- **Exercise instructions**
Determine the number of lines in the listing below where the string "into" occurs; answer with the number alone.

----

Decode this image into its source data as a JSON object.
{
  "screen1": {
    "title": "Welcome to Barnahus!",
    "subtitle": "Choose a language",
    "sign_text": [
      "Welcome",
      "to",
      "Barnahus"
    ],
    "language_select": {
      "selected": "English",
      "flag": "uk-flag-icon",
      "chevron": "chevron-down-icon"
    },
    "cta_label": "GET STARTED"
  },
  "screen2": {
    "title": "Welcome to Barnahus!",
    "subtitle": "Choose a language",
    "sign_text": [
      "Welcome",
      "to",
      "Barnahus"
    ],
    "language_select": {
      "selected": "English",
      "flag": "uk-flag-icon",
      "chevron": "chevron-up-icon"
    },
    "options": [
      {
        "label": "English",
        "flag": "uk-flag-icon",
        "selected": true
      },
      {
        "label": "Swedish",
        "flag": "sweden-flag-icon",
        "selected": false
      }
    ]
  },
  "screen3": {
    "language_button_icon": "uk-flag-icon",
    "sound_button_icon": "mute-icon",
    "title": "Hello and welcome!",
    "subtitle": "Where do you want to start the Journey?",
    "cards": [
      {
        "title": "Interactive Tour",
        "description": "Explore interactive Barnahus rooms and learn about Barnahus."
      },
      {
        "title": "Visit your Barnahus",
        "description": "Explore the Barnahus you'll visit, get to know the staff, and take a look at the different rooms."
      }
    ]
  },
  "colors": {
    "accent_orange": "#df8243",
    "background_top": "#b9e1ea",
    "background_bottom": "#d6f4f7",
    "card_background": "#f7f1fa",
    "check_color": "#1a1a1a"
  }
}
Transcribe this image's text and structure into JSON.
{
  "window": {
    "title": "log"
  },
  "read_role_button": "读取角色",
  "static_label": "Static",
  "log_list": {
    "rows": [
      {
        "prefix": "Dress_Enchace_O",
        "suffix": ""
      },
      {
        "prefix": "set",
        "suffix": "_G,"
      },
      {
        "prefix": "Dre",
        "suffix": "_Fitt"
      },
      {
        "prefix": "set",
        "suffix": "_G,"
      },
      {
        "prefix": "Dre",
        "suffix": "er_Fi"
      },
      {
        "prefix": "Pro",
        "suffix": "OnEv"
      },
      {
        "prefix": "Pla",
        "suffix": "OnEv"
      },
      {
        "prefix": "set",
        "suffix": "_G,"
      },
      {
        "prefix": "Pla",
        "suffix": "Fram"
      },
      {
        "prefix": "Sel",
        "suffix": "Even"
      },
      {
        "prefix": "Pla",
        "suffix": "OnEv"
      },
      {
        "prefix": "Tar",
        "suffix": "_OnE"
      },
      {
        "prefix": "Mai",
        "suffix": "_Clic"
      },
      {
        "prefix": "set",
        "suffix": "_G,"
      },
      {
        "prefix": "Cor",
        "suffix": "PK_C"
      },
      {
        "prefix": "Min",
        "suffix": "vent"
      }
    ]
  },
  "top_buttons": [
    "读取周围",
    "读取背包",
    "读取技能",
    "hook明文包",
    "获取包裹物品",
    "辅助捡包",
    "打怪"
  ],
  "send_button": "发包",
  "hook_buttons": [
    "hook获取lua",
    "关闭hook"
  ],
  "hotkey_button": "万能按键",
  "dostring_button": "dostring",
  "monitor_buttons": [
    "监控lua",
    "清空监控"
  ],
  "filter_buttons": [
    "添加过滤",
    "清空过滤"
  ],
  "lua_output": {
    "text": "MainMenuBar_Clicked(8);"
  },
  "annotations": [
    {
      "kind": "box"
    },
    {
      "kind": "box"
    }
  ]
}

----

- **Solution below**
2